[Data entries]

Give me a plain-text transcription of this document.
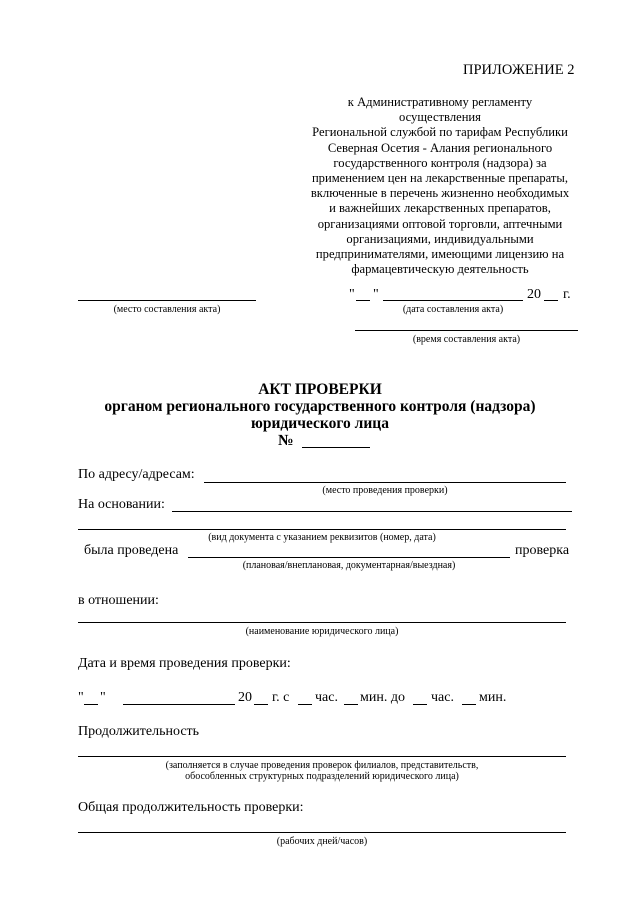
ПРИЛОЖЕНИЕ 2
к Административному регламенту
осуществления
Региональной службой по тарифам Республики
Северная Осетия - Алания регионального
государственного контроля (надзора) за
применением цен на лекарственные препараты,
включенные в перечень жизненно необходимых
и важнейших лекарственных препаратов,
организациями оптовой торговли, аптечными
организациями, индивидуальными
предпринимателями, имеющими лицензию на
фармацевтическую деятельность
(место составления акта)
" "	20 г.
(дата составления акта)
(время составления акта)
АКТ ПРОВЕРКИ
органом регионального государственного контроля (надзора)
юридического лица
№
По адресу/адресам:
(место проведения проверки)
На основании:
(вид документа с указанием реквизитов (номер, дата)
была проведена	проверка
(плановая/внеплановая, документарная/выездная)
в отношении:
(наименование юридического лица)
Дата и время проведения проверки:
" "	20 г. с час. мин. до час. мин.
Продолжительность
(заполняется в случае проведения проверок филиалов, представительств,
обособленных структурных подразделений юридического лица)
Общая продолжительность проверки:
(рабочих дней/часов)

◆ Exercise objective:
Make an exact copy of all the material, but keep the pictures out of it.

◆ Solution to the problem:
Give me a plain-text transcription of this document.
ПРИЛОЖЕНИЕ 2
к Административному регламенту
осуществления
Региональной службой по тарифам Республики
Северная Осетия - Алания регионального
государственного контроля (надзора) за
применением цен на лекарственные препараты,
включенные в перечень жизненно необходимых
и важнейших лекарственных препаратов,
организациями оптовой торговли, аптечными
организациями, индивидуальными
предпринимателями, имеющими лицензию на
фармацевтическую деятельность
(место составления акта)
" "	20 г.
(дата составления акта)
(время составления акта)
АКТ ПРОВЕРКИ
органом регионального государственного контроля (надзора)
юридического лица
№
По адресу/адресам:
(место проведения проверки)
На основании:
(вид документа с указанием реквизитов (номер, дата)
была проведена	проверка
(плановая/внеплановая, документарная/выездная)
в отношении:
(наименование юридического лица)
Дата и время проведения проверки:
" "	20 г. с час. мин. до час. мин.
Продолжительность
(заполняется в случае проведения проверок филиалов, представительств,
обособленных структурных подразделений юридического лица)
Общая продолжительность проверки:
(рабочих дней/часов)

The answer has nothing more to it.